(LESETEXT):
******************************

Das ist schön gesagt, aber ganz so einfach ist es natürlich auch wieder nicht. Denn „immer schon disruptiv“ bedeutet schließlich auch, den Anspruch zu haben, an der Spitze des Fortschritts zu stehen. Und das ist schwierig in einer Zeit, in der sich gerade alle vor lauter Veränderungswille kaum noch einkriegen. Der neue OMG-Chef Florian Adamski spricht vom „radikalsten Umbau in der Agenturgeschichte“, Zoja Paskaljevic, Vormann von Dentsu Aegis, gibt sich alle erdenkliche Mühe, sich als disruptivster Manager weit und breit zu positionieren, und von der großen, den Markt dominierenden Einkaufsmaschine Group M wird wohl bald zu hören sein, wie man sich als Lieblingsberater der Werbungtreibenden etablieren will.

Auch Crossmedia baut um und nennt das Großprojekt schmissig „Surf and Turf“. Surf ist das klassische Kerngeschäft, in dem man unter dem Titel „Redbox“ gerade einen neuen Beratungsansatz formuliert. Das Ganze ist vor allem deswegen interessant, weil sich ja alle Agenturen vor die Aufgabe gestellt sehen, mit der Big-Data-Explosion irgendwie zurande zu kommen. Wenn in der Zukunft der das Geschäft dominiert, der am meisten Geld in Technik und IT investieren kann, ist das ein Alptraum für kleinere Player wie Crossmedia. Oder im Gegenteil. Biermann: „Der Wert von IT-Innovationen sinkt doch schon am Tag ihrer Publikation. Alle technischen Lösungen sind heute frei am Markt verfügbar. Das ist eine Entwicklung, die Crossmedia absolut in die Hände spielt.“ Oder etwas ausführlicher Albrecht: „Ich bin fest überzeugt: Agenturen, die massiv in eigene Systeme investieren, begehen einen schweren strategischen Fehler. Neue IT-Unternehmen oder große Player wie IBM, Accenture oder SAP haben bessere Software-Entwicklung, als die Media-Networks jemals haben werden. Wir sind froh, nicht in irgendwelche Systeme investiert zu sein, die wir aus wirtschaftlichen Gründen einsetzen müssen, auch wenn der Markt schon längst überlegene Lösungen bietet.

Das ist natürlich interessant: Crossmedia will Kunden nicht nur beraten, wo sie ihre Mediabudgets am effizientesten investieren – sondern auch dahingehend, welche technischen Lösungen die besten sind. Der Konkurrent Mediaplus (Serviceplan) geht gerade in eine ähnliche Richtung und investiert massiv in den Aufbau einer Business-Intelligence-Unit. Da entsteht gerade ein neues Betätigungsfeld für Mediaagenturen, in dem womöglich unabhängige Agenturen wie Mediaplus und Crossmedia punkten können.

******************************

[Auszug aus einem Datensatz]

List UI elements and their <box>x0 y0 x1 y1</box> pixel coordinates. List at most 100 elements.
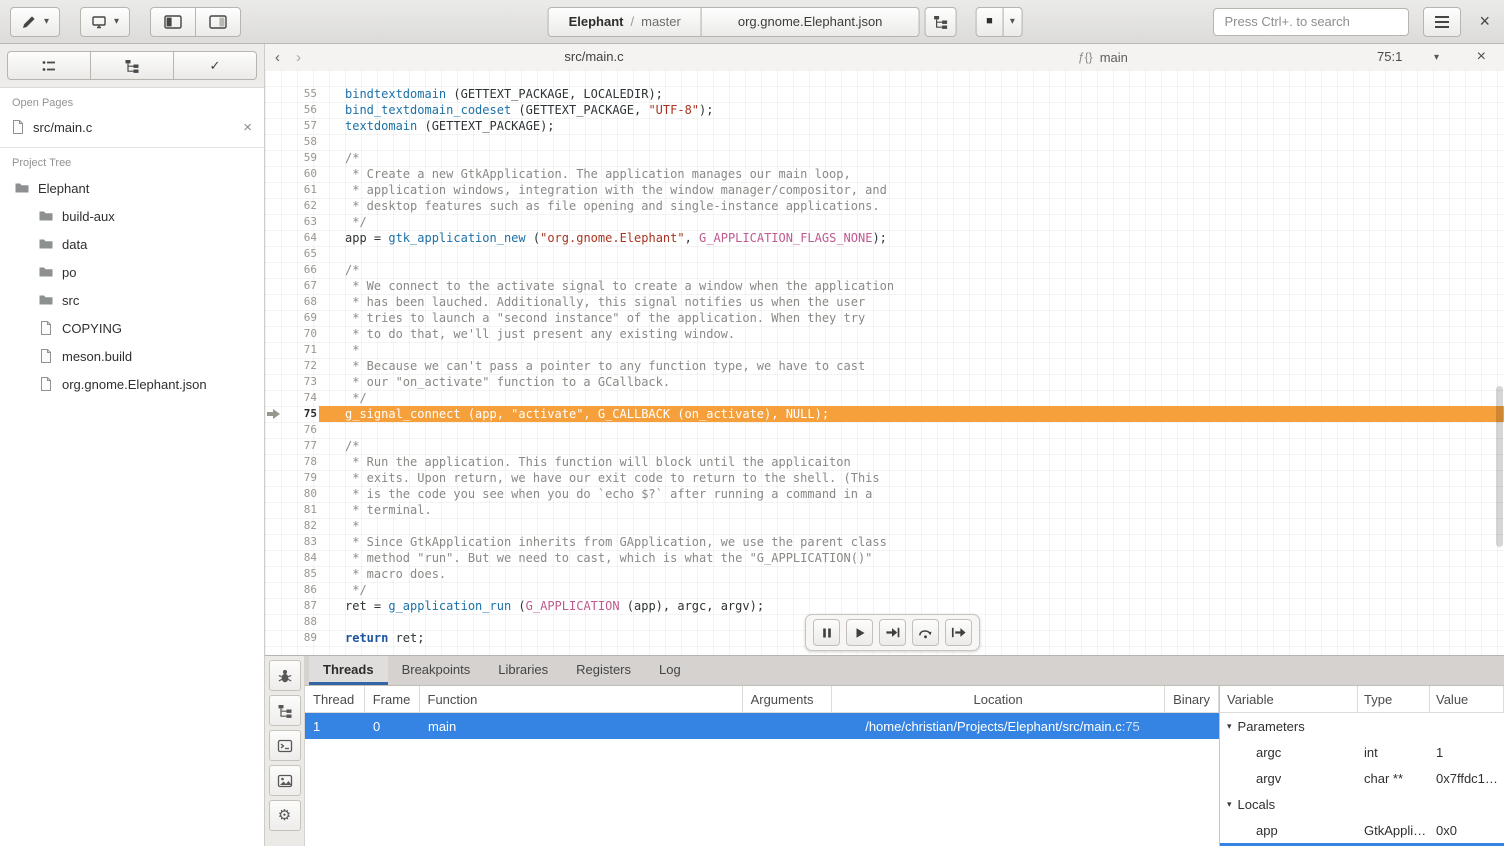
tree-item-src[interactable]: src <box>0 286 264 314</box>
breakpoint-margin[interactable] <box>265 294 289 310</box>
breakpoint-margin[interactable] <box>265 422 289 438</box>
continue-button[interactable] <box>846 619 873 646</box>
debugger-panel-button[interactable] <box>269 660 301 691</box>
expander-down-icon[interactable]: ▾ <box>1227 721 1232 732</box>
breakpoint-margin[interactable] <box>265 134 289 150</box>
code-line-60[interactable]: 60 * Create a new GtkApplication. The ap… <box>265 166 1504 182</box>
breakpoint-margin[interactable] <box>265 262 289 278</box>
variable-group-parameters[interactable]: ▾Parameters <box>1220 713 1504 739</box>
code-line-57[interactable]: 57textdomain (GETTEXT_PACKAGE); <box>265 118 1504 134</box>
device-selector-button[interactable]: ▾ <box>80 7 130 37</box>
code-line-77[interactable]: 77/* <box>265 438 1504 454</box>
variable-row-argv[interactable]: argvchar **0x7ffdc1… <box>1220 765 1504 791</box>
code-line-84[interactable]: 84 * method "run". But we need to cast, … <box>265 550 1504 566</box>
code-line-86[interactable]: 86 */ <box>265 582 1504 598</box>
build-button[interactable] <box>924 7 956 37</box>
tree-item-build-aux[interactable]: build-aux <box>0 202 264 230</box>
code-line-65[interactable]: 65 <box>265 246 1504 262</box>
code-line-76[interactable]: 76 <box>265 422 1504 438</box>
pause-button[interactable] <box>813 619 840 646</box>
source-view[interactable]: 55bindtextdomain (GETTEXT_PACKAGE, LOCAL… <box>265 70 1504 655</box>
code-line-82[interactable]: 82 * <box>265 518 1504 534</box>
tree-item-Elephant[interactable]: Elephant <box>0 174 264 202</box>
sidebar-view-pages-button[interactable] <box>7 51 91 80</box>
code-line-62[interactable]: 62 * desktop features such as file openi… <box>265 198 1504 214</box>
code-line-55[interactable]: 55bindtextdomain (GETTEXT_PACKAGE, LOCAL… <box>265 86 1504 102</box>
variable-row-app[interactable]: appGtkAppli…0x0 <box>1220 817 1504 843</box>
column-header-function[interactable]: Function <box>420 686 743 712</box>
settings-panel-button[interactable]: ⚙ <box>269 800 301 831</box>
open-page-item[interactable]: src/main.c × <box>0 114 264 140</box>
sidebar-view-checks-button[interactable]: ✓ <box>173 51 257 80</box>
code-line-68[interactable]: 68 * has been lauched. Additionally, thi… <box>265 294 1504 310</box>
breakpoint-margin[interactable] <box>265 182 289 198</box>
build-pipeline-panel-button[interactable] <box>269 695 301 726</box>
column-header-frame[interactable]: Frame <box>365 686 420 712</box>
toggle-left-panel-button[interactable] <box>150 7 196 37</box>
column-header-thread[interactable]: Thread <box>305 686 365 712</box>
code-line-75[interactable]: 75g_signal_connect (app, "activate", G_C… <box>265 406 1504 422</box>
breakpoint-margin[interactable] <box>265 582 289 598</box>
stop-button[interactable]: ■ <box>975 7 1003 37</box>
code-line-87[interactable]: 87ret = g_application_run (G_APPLICATION… <box>265 598 1504 614</box>
variable-group-locals[interactable]: ▾Locals <box>1220 791 1504 817</box>
breakpoint-margin[interactable] <box>265 374 289 390</box>
editor-options-button[interactable]: ▾ <box>1428 44 1445 70</box>
breakpoint-margin[interactable] <box>265 630 289 646</box>
thread-row[interactable]: 10main/home/christian/Projects/Elephant/… <box>305 713 1219 739</box>
breakpoint-margin[interactable] <box>265 86 289 102</box>
documentation-panel-button[interactable] <box>269 765 301 796</box>
breakpoint-margin[interactable] <box>265 438 289 454</box>
code-line-58[interactable]: 58 <box>265 134 1504 150</box>
step-over-button[interactable] <box>912 619 939 646</box>
breakpoint-margin[interactable] <box>265 246 289 262</box>
column-header-value[interactable]: Value <box>1430 686 1504 712</box>
panel-tab-libraries[interactable]: Libraries <box>484 656 562 685</box>
code-line-79[interactable]: 79 * exits. Upon return, we have our exi… <box>265 470 1504 486</box>
tree-item-po[interactable]: po <box>0 258 264 286</box>
code-line-67[interactable]: 67 * We connect to the activate signal t… <box>265 278 1504 294</box>
breakpoint-margin[interactable] <box>265 102 289 118</box>
code-line-69[interactable]: 69 * tries to launch a "second instance"… <box>265 310 1504 326</box>
code-line-59[interactable]: 59/* <box>265 150 1504 166</box>
breakpoint-margin[interactable] <box>265 278 289 294</box>
column-header-arguments[interactable]: Arguments <box>743 686 833 712</box>
breakpoint-margin[interactable] <box>265 342 289 358</box>
tree-item-org.gnome.Elephant.json[interactable]: org.gnome.Elephant.json <box>0 370 264 398</box>
column-header-location[interactable]: Location <box>832 686 1165 712</box>
step-out-button[interactable] <box>945 619 972 646</box>
code-line-61[interactable]: 61 * application windows, integration wi… <box>265 182 1504 198</box>
menu-button[interactable] <box>1423 7 1461 37</box>
column-header-type[interactable]: Type <box>1358 686 1430 712</box>
window-close-button[interactable]: × <box>1475 11 1494 32</box>
expander-down-icon[interactable]: ▾ <box>1227 799 1232 810</box>
breakpoint-margin[interactable] <box>265 614 289 630</box>
code-line-73[interactable]: 73 * our "on_activate" function to a GCa… <box>265 374 1504 390</box>
breakpoint-margin[interactable] <box>265 390 289 406</box>
code-line-74[interactable]: 74 */ <box>265 390 1504 406</box>
code-line-71[interactable]: 71 * <box>265 342 1504 358</box>
code-line-56[interactable]: 56bind_textdomain_codeset (GETTEXT_PACKA… <box>265 102 1504 118</box>
code-line-72[interactable]: 72 * Because we can't pass a pointer to … <box>265 358 1504 374</box>
scrollbar-thumb[interactable] <box>1496 386 1503 548</box>
run-options-button[interactable]: ▾ <box>1002 7 1022 37</box>
tree-item-COPYING[interactable]: COPYING <box>0 314 264 342</box>
code-line-70[interactable]: 70 * to do that, we'll just present any … <box>265 326 1504 342</box>
tree-item-data[interactable]: data <box>0 230 264 258</box>
code-line-64[interactable]: 64app = gtk_application_new ("org.gnome.… <box>265 230 1504 246</box>
step-in-button[interactable] <box>879 619 906 646</box>
code-line-85[interactable]: 85 * macro does. <box>265 566 1504 582</box>
code-line-63[interactable]: 63 */ <box>265 214 1504 230</box>
function-context[interactable]: ƒ{} main <box>1078 44 1128 70</box>
variable-row-argc[interactable]: argcint1 <box>1220 739 1504 765</box>
panel-tab-registers[interactable]: Registers <box>562 656 645 685</box>
editor-mode-button[interactable]: ▾ <box>10 7 60 37</box>
global-search-input[interactable] <box>1213 8 1409 36</box>
terminal-panel-button[interactable] <box>269 730 301 761</box>
breakpoint-margin[interactable] <box>265 454 289 470</box>
breakpoint-margin[interactable] <box>265 518 289 534</box>
toggle-right-panel-button[interactable] <box>195 7 241 37</box>
sidebar-view-tree-button[interactable] <box>90 51 174 80</box>
close-page-button[interactable]: × <box>243 119 252 136</box>
project-branch-button[interactable]: Elephant / master <box>548 7 702 37</box>
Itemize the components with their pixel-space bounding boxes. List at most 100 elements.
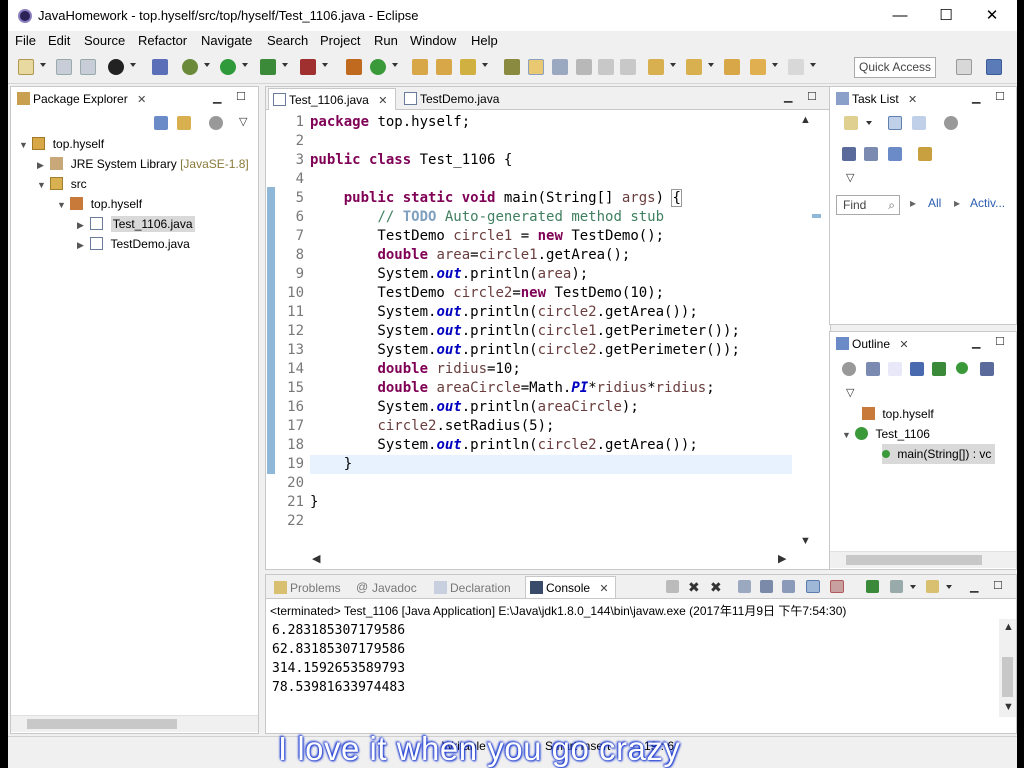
collapse-icon[interactable] (864, 147, 878, 161)
dropdown-icon[interactable]: ▸ (954, 196, 960, 210)
focus-workweek-icon[interactable] (944, 116, 958, 130)
view-menu-icon[interactable]: ▽ (846, 386, 854, 399)
clear-console-icon[interactable] (738, 580, 751, 593)
new-task-dropdown-icon[interactable] (866, 121, 872, 125)
focus-task-icon[interactable] (209, 116, 223, 130)
back-dropdown-icon[interactable] (772, 63, 778, 67)
tree-item-test1106[interactable]: ▶ Test_1106.java (77, 214, 195, 234)
maximize-icon[interactable]: ☐ (993, 579, 1003, 592)
scroll-up-icon[interactable]: ▲ (1003, 621, 1014, 633)
coverage-icon[interactable] (260, 59, 276, 75)
menu-file[interactable]: File (15, 33, 36, 48)
chevron-down-icon[interactable]: ▼ (37, 175, 47, 195)
scrollbar-thumb[interactable] (1002, 657, 1013, 697)
horizontal-scrollbar[interactable] (11, 715, 258, 732)
display-console-icon[interactable] (890, 580, 903, 593)
view-menu-icon[interactable]: ▽ (846, 171, 854, 184)
dropdown-icon[interactable]: ▸ (910, 196, 916, 210)
categorized-icon[interactable] (888, 116, 902, 130)
code-line-10[interactable]: TestDemo circle2=new TestDemo(10); (310, 284, 664, 303)
search-icon[interactable] (460, 59, 476, 75)
minimize-icon[interactable]: ▁ (784, 90, 792, 103)
tab-declaration[interactable]: Declaration (430, 577, 511, 599)
menu-run[interactable]: Run (374, 33, 398, 48)
scrollbar-thumb[interactable] (846, 555, 982, 565)
code-line-18[interactable]: System.out.println(circle2.getArea()); (310, 436, 697, 455)
code-line-19[interactable]: } (310, 455, 352, 474)
code-line-9[interactable]: System.out.println(area); (310, 265, 588, 284)
task-list-tab[interactable]: Task List ✕ (832, 88, 917, 110)
filter-all-link[interactable]: All (928, 196, 941, 210)
link-editor-icon[interactable] (177, 116, 191, 130)
forward-icon[interactable] (788, 59, 804, 75)
synchronize-icon[interactable] (918, 147, 932, 161)
new-dropdown-icon[interactable] (40, 63, 46, 67)
focus-icon[interactable] (842, 362, 856, 376)
close-icon[interactable]: ✕ (137, 94, 146, 106)
outline-item-package[interactable]: top.hyself (862, 404, 934, 424)
debug-run-dropdown-icon[interactable] (204, 63, 210, 67)
back-icon[interactable] (750, 59, 766, 75)
chevron-right-icon[interactable]: ▶ (77, 215, 87, 235)
maximize-icon[interactable]: ☐ (236, 90, 246, 103)
scroll-up-icon[interactable]: ▲ (800, 114, 811, 126)
close-icon[interactable]: ✕ (599, 583, 608, 595)
show-on-stdout-icon[interactable] (806, 580, 820, 593)
overview-ruler-mark[interactable] (812, 214, 821, 218)
open-perspective-icon[interactable] (956, 59, 972, 75)
menu-edit[interactable]: Edit (48, 33, 70, 48)
tree-item-project[interactable]: ▼ top.hyself (19, 134, 104, 154)
block-selection-icon[interactable] (552, 59, 568, 75)
tab-javadoc[interactable]: @ Javadoc (352, 577, 417, 599)
maximize-button[interactable]: ☐ (923, 0, 969, 31)
code-line-14[interactable]: double ridius=10; (310, 360, 520, 379)
toggle-highlight-icon[interactable] (528, 59, 544, 75)
code-line-16[interactable]: System.out.println(areaCircle); (310, 398, 638, 417)
close-icon[interactable]: ✕ (899, 339, 908, 351)
next-annotation-dropdown-icon[interactable] (670, 63, 676, 67)
debug-dropdown-icon[interactable] (130, 63, 136, 67)
code-line-12[interactable]: System.out.println(circle1.getPerimeter(… (310, 322, 739, 341)
minimize-icon[interactable]: ▁ (972, 336, 980, 349)
new-java-project-icon[interactable] (346, 59, 362, 75)
code-line-11[interactable]: System.out.println(circle2.getArea()); (310, 303, 697, 322)
hide-fields-icon[interactable] (910, 362, 924, 376)
tree-item-src[interactable]: ▼ src (37, 174, 87, 194)
chevron-right-icon[interactable]: ▶ (37, 155, 47, 175)
collapse-all-icon[interactable] (154, 116, 168, 130)
run-icon[interactable] (220, 59, 236, 75)
show-on-stderr-icon[interactable] (830, 580, 844, 593)
scroll-left-icon[interactable]: ◀ (312, 552, 320, 565)
hide-static-icon[interactable] (932, 362, 946, 376)
code-line-7[interactable]: TestDemo circle1 = new TestDemo(); (310, 227, 664, 246)
outline-item-class[interactable]: ▼ Test_1106 (842, 424, 930, 444)
word-wrap-icon[interactable] (598, 59, 614, 75)
tree-item-jre[interactable]: ▶ JRE System Library [JavaSE-1.8] (37, 154, 249, 174)
close-icon[interactable]: ✕ (378, 95, 387, 107)
terminate-icon[interactable] (666, 580, 679, 593)
new-class-icon[interactable] (370, 59, 386, 75)
link-icon[interactable] (888, 147, 902, 161)
minimize-icon[interactable]: ▁ (213, 91, 221, 104)
menu-help[interactable]: Help (471, 33, 498, 48)
remove-launch-icon[interactable]: ✖ (688, 579, 700, 596)
display-console-dropdown-icon[interactable] (910, 585, 916, 589)
code-line-15[interactable]: double areaCircle=Math.PI*ridius*ridius; (310, 379, 714, 398)
hide-local-types-icon[interactable] (980, 362, 994, 376)
minimize-button[interactable]: — (877, 0, 923, 31)
pin-console-icon[interactable] (866, 580, 879, 593)
code-line-6[interactable]: // TODO Auto-generated method stub (310, 208, 664, 227)
scrollbar-thumb[interactable] (27, 719, 177, 729)
chevron-down-icon[interactable]: ▼ (57, 195, 67, 215)
forward-dropdown-icon[interactable] (810, 63, 816, 67)
maximize-icon[interactable]: ☐ (995, 90, 1005, 103)
collapse-all-icon[interactable] (866, 362, 880, 376)
tab-testdemo[interactable]: TestDemo.java (400, 88, 499, 110)
code-line-3[interactable]: public class Test_1106 { (310, 151, 512, 170)
code-line-5[interactable]: public static void main(String[] args) { (310, 189, 682, 208)
remove-all-icon[interactable]: ✖ (710, 579, 722, 596)
find-input[interactable]: Find ⌕ (836, 195, 900, 215)
close-icon[interactable]: ✕ (908, 94, 917, 106)
open-type-icon[interactable] (412, 59, 428, 75)
scroll-down-icon[interactable]: ▼ (1003, 701, 1014, 713)
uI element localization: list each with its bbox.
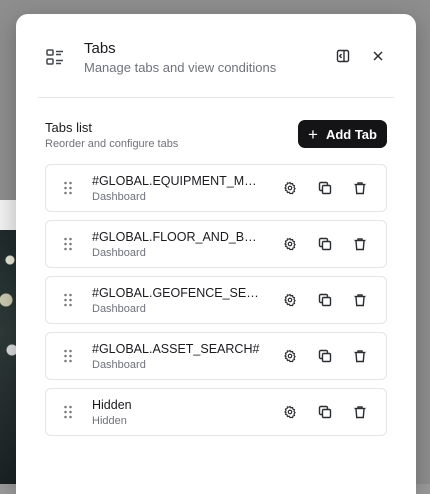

******************************

(ZU ERLEDIGEN):
1. Welchen Namen gibt Crossmedia laut dem Text über Mediaagenturen seinem Umbau-Großprojekt?
2. Gib den Text über Mediaagenturen von „Das ist schön“ bis „Werbungtreibenden etablieren will.“ wortgetreu wieder.

(ERWARTETE ERGEBNISSE):
1. „Surf and Turf“

2.
Das ist schön gesagt, aber ganz so einfach ist es natürlich auch wieder nicht. Denn „immer schon disruptiv“ bedeutet schließlich auch, den Anspruch zu haben, an der Spitze des Fortschritts zu stehen. Und das ist schwierig in einer Zeit, in der sich gerade alle vor lauter Veränderungswille kaum noch einkriegen. Der neue OMG-Chef Florian Adamski spricht vom „radikalsten Umbau in der Agenturgeschichte“, Zoja Paskaljevic, Vormann von Dentsu Aegis, gibt sich alle erdenkliche Mühe, sich als disruptivster Manager weit und breit zu positionieren, und von der großen, den Markt dominierenden Einkaufsmaschine Group M wird wohl bald zu hören sein, wie man sich als Lieblingsberater der Werbungtreibenden etablieren will.